-- RECORD EXCERPTS start --
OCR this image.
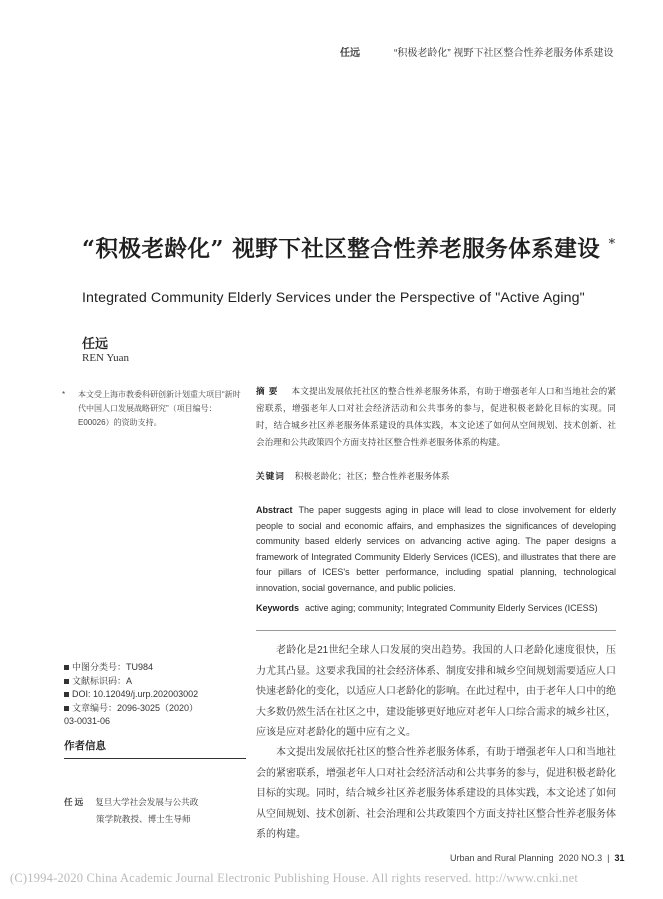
任远	“积极老龄化” 视野下社区整合性养老服务体系建设
“积极老龄化” 视野下社区整合性养老服务体系建设 *
Integrated Community Elderly Services under the Perspective of "Active Aging"
任远
REN Yuan
*	本文受上海市教委科研创新计划重大项目“新时代中国人口发展战略研究”（项目编号：E00026）的资助支持。
摘要 本文提出发展依托社区的整合性养老服务体系，有助于增强老年人口和当地社会的紧密联系，增强老年人口对社会经济活动和公共事务的参与，促进积极老龄化目标的实现。同时，结合城乡社区养老服务体系建设的具体实践，本文论述了如何从空间规划、技术创新、社会治理和公共政策四个方面支持社区整合性养老服务体系的构建。
关键词 积极老龄化；社区；整合性养老服务体系
Abstract The paper suggests aging in place will lead to close involvement for elderly people to social and economic affairs, and emphasizes the significances of developing community based elderly services on advancing active aging. The paper designs a framework of Integrated Community Elderly Services (ICES), and illustrates that there are four pillars of ICES's better performance, including spatial planning, technological innovation, social governance, and public policies.
Keywords active aging; community; Integrated Community Elderly Services (ICESS)
中图分类号：TU984
文献标识码：A
DOI: 10.12049/j.urp.202003002
文章编号：2096-3025（2020）
03-0031-06
作者信息
任远 复旦大学社会发展与公共政
策学院教授、博士生导师

老龄化是21世纪全球人口发展的突出趋势。我国的人口老龄化速度很快，压力尤其凸显。这要求我国的社会经济体系、制度安排和城乡空间规划需要适应人口快速老龄化的变化，以适应人口老龄化的影响。在此过程中，由于老年人口中的绝大多数仍然生活在社区之中，建设能够更好地应对老年人口综合需求的城乡社区，应该是应对老龄化的题中应有之义。

本文提出发展依托社区的整合性养老服务体系，有助于增强老年人口和当地社会的紧密联系，增强老年人口对社会经济活动和公共事务的参与，促进积极老龄化目标的实现。同时，结合城乡社区养老服务体系建设的具体实践，本文论述了如何从空间规划、技术创新、社会治理和公共政策四个方面支持社区整合性养老服务体系的构建。

Urban and Rural Planning 2020 NO.3  |  31
(C)1994-2020 China Academic Journal Electronic Publishing House. All rights reserved. http://www.cnki.net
-- RECORD EXCERPTS end --
WHAT TO DO =
Which lines contain "Elderly"? Show each of them.

RIGHT ANSWER =
Integrated Community Elderly Services under the Perspective of "Active Aging"
Abstract The paper suggests aging in place will lead to close involvement for elderly people to social and economic affairs, and emphasizes the significances of developing community based elderly services on advancing active aging. The paper designs a framework of Integrated Community Elderly Services (ICES), and illustrates that there are four pillars of ICES's better performance, including spatial planning, technological innovation, social governance, and public policies.
Keywords active aging; community; Integrated Community Elderly Services (ICESS)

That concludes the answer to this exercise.